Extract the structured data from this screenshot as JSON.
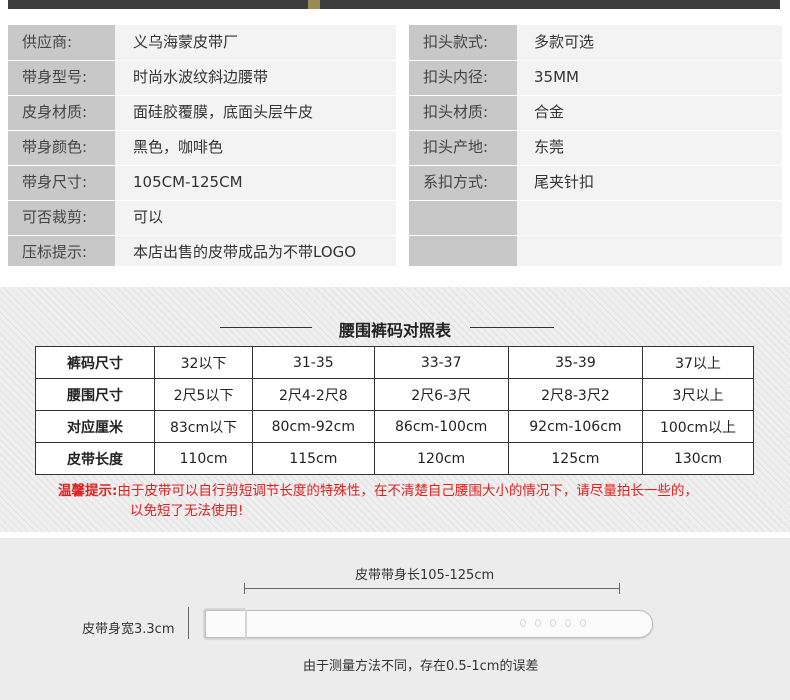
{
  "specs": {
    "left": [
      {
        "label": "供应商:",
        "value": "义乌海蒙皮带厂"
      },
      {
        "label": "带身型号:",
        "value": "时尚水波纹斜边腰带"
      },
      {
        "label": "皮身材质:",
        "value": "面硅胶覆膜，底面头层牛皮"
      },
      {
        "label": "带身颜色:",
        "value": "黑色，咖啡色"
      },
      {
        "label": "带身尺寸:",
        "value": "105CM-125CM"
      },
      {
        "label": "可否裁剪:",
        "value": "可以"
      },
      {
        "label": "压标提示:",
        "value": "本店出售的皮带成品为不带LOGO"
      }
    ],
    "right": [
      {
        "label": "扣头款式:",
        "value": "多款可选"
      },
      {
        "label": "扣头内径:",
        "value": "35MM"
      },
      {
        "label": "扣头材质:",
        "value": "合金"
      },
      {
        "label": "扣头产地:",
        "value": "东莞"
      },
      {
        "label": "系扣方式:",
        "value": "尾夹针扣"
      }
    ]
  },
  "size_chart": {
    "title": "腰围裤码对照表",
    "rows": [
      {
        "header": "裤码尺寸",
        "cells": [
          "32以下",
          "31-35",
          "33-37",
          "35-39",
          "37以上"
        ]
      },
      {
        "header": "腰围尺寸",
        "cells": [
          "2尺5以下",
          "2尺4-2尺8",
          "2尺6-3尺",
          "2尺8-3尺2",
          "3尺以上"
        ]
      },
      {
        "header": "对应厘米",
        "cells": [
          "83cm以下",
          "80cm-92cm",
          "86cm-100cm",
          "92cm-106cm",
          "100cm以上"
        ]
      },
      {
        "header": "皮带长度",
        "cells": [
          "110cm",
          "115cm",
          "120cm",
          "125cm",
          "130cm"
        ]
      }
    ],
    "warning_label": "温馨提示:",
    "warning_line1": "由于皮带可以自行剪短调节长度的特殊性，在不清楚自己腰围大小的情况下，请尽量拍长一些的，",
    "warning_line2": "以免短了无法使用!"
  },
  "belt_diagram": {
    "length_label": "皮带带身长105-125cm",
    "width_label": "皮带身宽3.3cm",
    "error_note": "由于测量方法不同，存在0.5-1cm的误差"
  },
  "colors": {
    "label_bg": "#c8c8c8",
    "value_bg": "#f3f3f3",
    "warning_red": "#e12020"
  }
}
——
Stated task —
Check every line of the data, and copy the ones that contain "header".

Output of the task —
        "header": "裤码尺寸",
        "header": "腰围尺寸",
        "header": "对应厘米",
        "header": "皮带长度",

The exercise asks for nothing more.